● **Task objective**
In the material below, list every line carrying the string "verification".

--

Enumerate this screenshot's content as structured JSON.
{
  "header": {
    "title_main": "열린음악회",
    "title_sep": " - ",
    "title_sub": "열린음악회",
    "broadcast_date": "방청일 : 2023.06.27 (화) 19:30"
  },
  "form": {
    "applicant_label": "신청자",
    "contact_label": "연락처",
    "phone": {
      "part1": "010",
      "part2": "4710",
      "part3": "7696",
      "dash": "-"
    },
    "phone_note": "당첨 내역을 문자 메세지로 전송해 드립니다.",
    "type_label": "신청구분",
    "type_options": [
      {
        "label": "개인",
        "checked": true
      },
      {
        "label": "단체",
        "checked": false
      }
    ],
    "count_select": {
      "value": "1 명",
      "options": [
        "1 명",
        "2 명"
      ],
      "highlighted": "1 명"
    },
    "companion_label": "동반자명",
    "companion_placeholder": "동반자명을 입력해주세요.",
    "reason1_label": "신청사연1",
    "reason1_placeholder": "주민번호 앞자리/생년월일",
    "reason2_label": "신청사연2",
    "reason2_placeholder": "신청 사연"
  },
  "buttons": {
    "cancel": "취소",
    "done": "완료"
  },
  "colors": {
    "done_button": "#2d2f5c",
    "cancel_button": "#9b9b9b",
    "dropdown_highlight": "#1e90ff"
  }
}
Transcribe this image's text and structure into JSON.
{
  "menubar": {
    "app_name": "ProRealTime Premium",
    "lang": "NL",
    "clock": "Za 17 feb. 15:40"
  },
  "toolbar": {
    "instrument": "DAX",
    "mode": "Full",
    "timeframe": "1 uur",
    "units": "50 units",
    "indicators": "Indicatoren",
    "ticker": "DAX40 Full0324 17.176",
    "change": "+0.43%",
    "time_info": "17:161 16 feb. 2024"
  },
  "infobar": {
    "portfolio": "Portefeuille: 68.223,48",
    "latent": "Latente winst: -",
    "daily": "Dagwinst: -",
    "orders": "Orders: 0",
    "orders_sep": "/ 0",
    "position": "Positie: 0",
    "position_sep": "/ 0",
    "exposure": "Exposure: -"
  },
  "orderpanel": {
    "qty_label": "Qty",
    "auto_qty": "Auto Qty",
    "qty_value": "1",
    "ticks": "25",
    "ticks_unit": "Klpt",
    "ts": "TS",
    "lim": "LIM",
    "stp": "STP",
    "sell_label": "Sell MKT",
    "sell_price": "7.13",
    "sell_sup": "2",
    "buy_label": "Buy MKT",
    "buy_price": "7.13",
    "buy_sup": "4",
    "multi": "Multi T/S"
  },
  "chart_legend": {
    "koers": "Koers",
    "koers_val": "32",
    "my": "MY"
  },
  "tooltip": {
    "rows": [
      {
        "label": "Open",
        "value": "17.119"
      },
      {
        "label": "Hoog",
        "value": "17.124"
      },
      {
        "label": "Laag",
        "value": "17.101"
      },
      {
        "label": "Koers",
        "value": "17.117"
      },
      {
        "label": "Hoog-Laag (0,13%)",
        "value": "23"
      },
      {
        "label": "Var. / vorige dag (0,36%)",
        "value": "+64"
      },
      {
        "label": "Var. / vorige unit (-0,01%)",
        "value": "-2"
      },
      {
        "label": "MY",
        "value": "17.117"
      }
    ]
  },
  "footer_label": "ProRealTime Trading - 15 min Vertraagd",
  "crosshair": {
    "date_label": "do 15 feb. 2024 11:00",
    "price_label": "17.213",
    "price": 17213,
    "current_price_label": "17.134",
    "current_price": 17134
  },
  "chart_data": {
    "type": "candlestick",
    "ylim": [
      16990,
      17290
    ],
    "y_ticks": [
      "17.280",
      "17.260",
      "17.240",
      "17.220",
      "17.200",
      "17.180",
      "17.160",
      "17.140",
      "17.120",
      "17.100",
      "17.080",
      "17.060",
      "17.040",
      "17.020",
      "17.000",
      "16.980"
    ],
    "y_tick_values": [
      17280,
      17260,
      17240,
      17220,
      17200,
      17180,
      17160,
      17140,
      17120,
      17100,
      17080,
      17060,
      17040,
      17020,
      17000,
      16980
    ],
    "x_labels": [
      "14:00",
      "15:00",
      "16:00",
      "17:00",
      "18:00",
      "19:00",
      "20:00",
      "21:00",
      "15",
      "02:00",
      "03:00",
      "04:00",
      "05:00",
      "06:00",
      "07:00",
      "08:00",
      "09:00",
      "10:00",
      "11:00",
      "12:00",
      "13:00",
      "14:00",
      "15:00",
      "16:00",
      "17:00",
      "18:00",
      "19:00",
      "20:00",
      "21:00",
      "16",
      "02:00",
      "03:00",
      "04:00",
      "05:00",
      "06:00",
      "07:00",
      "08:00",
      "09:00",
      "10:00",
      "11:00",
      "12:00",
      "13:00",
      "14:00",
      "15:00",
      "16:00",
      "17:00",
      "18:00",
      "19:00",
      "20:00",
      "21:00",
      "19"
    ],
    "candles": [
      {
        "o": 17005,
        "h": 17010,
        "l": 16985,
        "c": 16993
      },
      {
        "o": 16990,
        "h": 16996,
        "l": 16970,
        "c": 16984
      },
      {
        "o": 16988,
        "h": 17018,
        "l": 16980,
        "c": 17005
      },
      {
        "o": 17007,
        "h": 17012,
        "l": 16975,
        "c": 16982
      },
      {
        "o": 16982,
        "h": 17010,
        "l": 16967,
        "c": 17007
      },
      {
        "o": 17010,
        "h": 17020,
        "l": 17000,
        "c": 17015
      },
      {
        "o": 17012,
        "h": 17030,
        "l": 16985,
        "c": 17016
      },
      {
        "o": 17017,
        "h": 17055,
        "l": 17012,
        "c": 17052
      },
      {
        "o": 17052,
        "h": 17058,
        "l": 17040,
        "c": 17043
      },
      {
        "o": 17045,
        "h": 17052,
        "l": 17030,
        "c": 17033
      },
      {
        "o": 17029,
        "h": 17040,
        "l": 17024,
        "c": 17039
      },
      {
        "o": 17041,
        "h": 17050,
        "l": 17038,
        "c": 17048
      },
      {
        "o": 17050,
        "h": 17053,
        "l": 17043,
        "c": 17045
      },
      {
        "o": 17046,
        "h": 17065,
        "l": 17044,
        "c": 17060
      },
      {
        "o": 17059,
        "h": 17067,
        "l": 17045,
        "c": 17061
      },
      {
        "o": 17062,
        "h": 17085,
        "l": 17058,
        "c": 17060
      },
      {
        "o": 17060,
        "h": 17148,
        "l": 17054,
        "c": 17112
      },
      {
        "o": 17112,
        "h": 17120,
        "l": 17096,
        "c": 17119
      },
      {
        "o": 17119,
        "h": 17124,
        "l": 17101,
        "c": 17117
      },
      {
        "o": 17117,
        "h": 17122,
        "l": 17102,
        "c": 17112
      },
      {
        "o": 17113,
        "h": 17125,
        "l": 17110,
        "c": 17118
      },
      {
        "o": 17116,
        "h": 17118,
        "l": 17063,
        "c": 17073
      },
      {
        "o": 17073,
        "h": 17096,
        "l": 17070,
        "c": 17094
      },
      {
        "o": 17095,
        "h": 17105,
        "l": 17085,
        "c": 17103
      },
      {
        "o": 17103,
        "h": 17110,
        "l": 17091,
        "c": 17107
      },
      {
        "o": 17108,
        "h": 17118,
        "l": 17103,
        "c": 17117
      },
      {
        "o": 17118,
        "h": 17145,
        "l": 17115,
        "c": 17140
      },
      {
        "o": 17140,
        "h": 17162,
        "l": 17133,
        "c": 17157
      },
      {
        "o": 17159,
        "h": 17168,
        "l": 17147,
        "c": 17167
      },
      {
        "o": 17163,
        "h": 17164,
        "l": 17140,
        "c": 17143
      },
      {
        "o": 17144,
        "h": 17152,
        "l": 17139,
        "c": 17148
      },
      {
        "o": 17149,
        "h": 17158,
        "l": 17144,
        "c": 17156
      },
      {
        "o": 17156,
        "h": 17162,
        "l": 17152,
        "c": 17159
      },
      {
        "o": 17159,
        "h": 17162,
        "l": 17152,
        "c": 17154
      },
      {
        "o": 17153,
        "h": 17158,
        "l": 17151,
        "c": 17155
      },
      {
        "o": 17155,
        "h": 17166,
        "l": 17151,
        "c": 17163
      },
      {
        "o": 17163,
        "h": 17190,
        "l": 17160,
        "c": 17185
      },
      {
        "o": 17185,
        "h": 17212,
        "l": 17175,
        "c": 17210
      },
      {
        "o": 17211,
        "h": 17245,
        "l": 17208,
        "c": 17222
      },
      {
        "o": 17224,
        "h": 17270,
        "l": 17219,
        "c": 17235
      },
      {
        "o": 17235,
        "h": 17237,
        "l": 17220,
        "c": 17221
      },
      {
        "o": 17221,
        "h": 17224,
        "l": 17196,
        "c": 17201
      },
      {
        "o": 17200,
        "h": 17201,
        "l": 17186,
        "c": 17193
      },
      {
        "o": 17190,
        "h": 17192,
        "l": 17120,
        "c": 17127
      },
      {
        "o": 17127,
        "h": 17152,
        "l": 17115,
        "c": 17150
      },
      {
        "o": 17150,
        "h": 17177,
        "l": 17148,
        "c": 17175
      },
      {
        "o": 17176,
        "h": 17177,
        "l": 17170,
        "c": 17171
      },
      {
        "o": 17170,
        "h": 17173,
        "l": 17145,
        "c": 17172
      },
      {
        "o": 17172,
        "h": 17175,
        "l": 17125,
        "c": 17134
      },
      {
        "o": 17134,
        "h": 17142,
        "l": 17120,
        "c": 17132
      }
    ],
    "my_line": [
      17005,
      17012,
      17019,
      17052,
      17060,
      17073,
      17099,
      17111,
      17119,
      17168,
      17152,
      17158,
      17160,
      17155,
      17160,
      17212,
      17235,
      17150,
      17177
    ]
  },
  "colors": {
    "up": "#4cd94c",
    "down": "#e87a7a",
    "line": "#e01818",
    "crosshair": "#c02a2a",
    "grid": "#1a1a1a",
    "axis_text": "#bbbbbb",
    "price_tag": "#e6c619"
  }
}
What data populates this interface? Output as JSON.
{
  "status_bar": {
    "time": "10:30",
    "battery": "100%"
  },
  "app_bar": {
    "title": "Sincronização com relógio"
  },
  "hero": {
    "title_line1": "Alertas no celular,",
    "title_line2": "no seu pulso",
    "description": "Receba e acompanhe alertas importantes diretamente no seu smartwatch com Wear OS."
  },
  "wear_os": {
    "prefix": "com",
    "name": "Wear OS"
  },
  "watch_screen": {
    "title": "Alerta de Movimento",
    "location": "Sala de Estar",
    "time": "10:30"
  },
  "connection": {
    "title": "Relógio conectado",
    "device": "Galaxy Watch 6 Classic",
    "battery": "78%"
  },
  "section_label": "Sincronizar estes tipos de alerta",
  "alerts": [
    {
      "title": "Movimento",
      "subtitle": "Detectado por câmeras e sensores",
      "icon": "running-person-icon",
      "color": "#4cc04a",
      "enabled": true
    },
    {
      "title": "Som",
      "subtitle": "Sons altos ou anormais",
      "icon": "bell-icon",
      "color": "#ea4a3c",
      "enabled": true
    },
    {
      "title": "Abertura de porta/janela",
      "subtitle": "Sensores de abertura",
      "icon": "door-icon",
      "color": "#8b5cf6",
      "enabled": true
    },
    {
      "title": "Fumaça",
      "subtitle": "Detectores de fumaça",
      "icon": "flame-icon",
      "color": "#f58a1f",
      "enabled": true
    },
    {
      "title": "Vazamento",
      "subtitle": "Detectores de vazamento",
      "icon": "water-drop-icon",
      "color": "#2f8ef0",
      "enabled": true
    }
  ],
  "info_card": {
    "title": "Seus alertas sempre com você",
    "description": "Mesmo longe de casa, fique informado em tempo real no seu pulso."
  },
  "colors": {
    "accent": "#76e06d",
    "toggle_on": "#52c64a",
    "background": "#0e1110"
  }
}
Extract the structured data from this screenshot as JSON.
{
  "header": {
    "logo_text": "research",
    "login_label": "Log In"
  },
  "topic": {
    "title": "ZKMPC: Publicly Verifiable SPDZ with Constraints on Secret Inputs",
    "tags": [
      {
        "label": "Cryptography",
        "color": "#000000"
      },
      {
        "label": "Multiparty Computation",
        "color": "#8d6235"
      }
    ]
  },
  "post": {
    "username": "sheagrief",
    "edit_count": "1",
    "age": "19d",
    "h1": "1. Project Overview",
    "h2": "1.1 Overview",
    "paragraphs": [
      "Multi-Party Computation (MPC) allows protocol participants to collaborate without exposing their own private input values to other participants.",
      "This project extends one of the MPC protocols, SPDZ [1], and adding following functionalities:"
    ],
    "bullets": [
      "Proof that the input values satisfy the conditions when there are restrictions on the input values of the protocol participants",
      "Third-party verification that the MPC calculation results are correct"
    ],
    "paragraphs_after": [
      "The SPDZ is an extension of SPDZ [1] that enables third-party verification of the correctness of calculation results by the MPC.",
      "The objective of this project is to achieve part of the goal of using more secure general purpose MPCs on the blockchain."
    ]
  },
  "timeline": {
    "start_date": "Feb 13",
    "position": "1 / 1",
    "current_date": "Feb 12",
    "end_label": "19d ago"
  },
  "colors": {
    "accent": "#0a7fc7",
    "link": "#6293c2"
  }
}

--

● **Solution to the problem**
      "Third-party verification that the MPC calculation results are correct"
      "The SPDZ is an extension of SPDZ [1] that enables third-party verification of the correctness of calculation results by the MPC.",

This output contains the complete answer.